Work required >>
Copy the records that follow exactly as written, but not their pictures.

Provided information >>
◇ ◇ ◇

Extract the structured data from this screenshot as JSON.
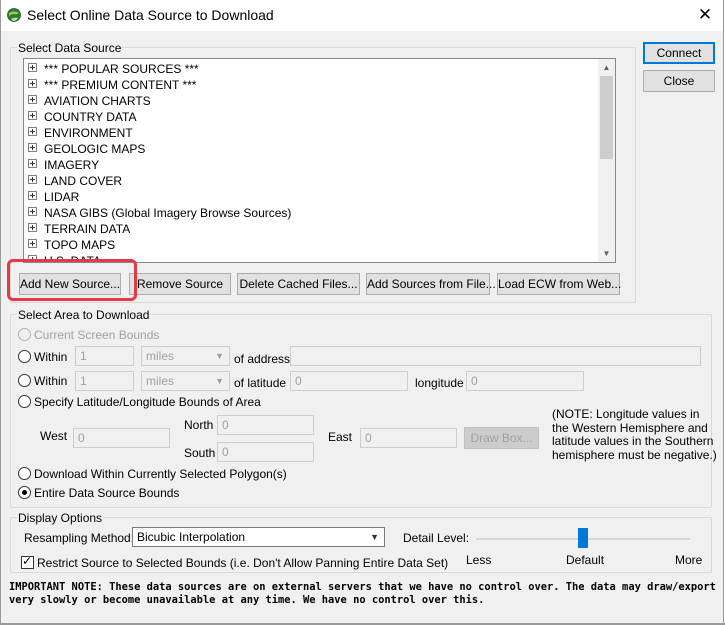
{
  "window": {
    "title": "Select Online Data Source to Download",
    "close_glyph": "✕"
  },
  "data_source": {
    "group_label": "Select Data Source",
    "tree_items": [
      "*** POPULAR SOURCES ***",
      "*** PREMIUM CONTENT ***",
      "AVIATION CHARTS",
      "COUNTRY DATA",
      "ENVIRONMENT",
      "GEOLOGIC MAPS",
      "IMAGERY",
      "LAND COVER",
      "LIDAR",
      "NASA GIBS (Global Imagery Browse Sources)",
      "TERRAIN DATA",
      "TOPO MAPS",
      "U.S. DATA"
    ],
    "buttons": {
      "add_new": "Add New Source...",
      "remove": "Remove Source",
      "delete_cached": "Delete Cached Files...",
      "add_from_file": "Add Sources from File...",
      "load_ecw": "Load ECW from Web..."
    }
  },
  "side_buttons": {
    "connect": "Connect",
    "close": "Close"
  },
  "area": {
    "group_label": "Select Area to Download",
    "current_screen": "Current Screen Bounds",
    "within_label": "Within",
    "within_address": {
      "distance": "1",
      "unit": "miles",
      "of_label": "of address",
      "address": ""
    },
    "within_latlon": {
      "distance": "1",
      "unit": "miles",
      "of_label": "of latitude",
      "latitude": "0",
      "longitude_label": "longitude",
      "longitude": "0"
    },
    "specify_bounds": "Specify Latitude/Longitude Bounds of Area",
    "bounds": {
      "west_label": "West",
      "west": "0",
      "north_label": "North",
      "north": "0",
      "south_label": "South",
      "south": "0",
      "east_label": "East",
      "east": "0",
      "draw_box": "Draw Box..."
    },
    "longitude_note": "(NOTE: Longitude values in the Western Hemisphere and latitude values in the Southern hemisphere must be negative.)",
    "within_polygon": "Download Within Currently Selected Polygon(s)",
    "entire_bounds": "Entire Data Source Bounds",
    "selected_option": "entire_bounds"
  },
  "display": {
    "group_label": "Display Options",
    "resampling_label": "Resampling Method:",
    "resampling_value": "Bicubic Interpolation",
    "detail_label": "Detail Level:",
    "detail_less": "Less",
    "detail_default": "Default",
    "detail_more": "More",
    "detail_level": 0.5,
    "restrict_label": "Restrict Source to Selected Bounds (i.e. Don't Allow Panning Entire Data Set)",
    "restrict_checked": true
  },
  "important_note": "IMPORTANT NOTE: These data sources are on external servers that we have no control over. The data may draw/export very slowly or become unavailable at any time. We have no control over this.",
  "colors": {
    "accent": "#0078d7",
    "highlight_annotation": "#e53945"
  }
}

◇ ◇ ◇

Result >>
Extract the structured data from this screenshot as JSON.
{
  "window": {
    "title": "Select Online Data Source to Download",
    "close_glyph": "✕"
  },
  "data_source": {
    "group_label": "Select Data Source",
    "tree_items": [
      "*** POPULAR SOURCES ***",
      "*** PREMIUM CONTENT ***",
      "AVIATION CHARTS",
      "COUNTRY DATA",
      "ENVIRONMENT",
      "GEOLOGIC MAPS",
      "IMAGERY",
      "LAND COVER",
      "LIDAR",
      "NASA GIBS (Global Imagery Browse Sources)",
      "TERRAIN DATA",
      "TOPO MAPS",
      "U.S. DATA"
    ],
    "buttons": {
      "add_new": "Add New Source...",
      "remove": "Remove Source",
      "delete_cached": "Delete Cached Files...",
      "add_from_file": "Add Sources from File...",
      "load_ecw": "Load ECW from Web..."
    }
  },
  "side_buttons": {
    "connect": "Connect",
    "close": "Close"
  },
  "area": {
    "group_label": "Select Area to Download",
    "current_screen": "Current Screen Bounds",
    "within_label": "Within",
    "within_address": {
      "distance": "1",
      "unit": "miles",
      "of_label": "of address",
      "address": ""
    },
    "within_latlon": {
      "distance": "1",
      "unit": "miles",
      "of_label": "of latitude",
      "latitude": "0",
      "longitude_label": "longitude",
      "longitude": "0"
    },
    "specify_bounds": "Specify Latitude/Longitude Bounds of Area",
    "bounds": {
      "west_label": "West",
      "west": "0",
      "north_label": "North",
      "north": "0",
      "south_label": "South",
      "south": "0",
      "east_label": "East",
      "east": "0",
      "draw_box": "Draw Box..."
    },
    "longitude_note": "(NOTE: Longitude values in the Western Hemisphere and latitude values in the Southern hemisphere must be negative.)",
    "within_polygon": "Download Within Currently Selected Polygon(s)",
    "entire_bounds": "Entire Data Source Bounds",
    "selected_option": "entire_bounds"
  },
  "display": {
    "group_label": "Display Options",
    "resampling_label": "Resampling Method:",
    "resampling_value": "Bicubic Interpolation",
    "detail_label": "Detail Level:",
    "detail_less": "Less",
    "detail_default": "Default",
    "detail_more": "More",
    "detail_level": 0.5,
    "restrict_label": "Restrict Source to Selected Bounds (i.e. Don't Allow Panning Entire Data Set)",
    "restrict_checked": true
  },
  "important_note": "IMPORTANT NOTE: These data sources are on external servers that we have no control over. The data may draw/export very slowly or become unavailable at any time. We have no control over this.",
  "colors": {
    "accent": "#0078d7",
    "highlight_annotation": "#e53945"
  }
}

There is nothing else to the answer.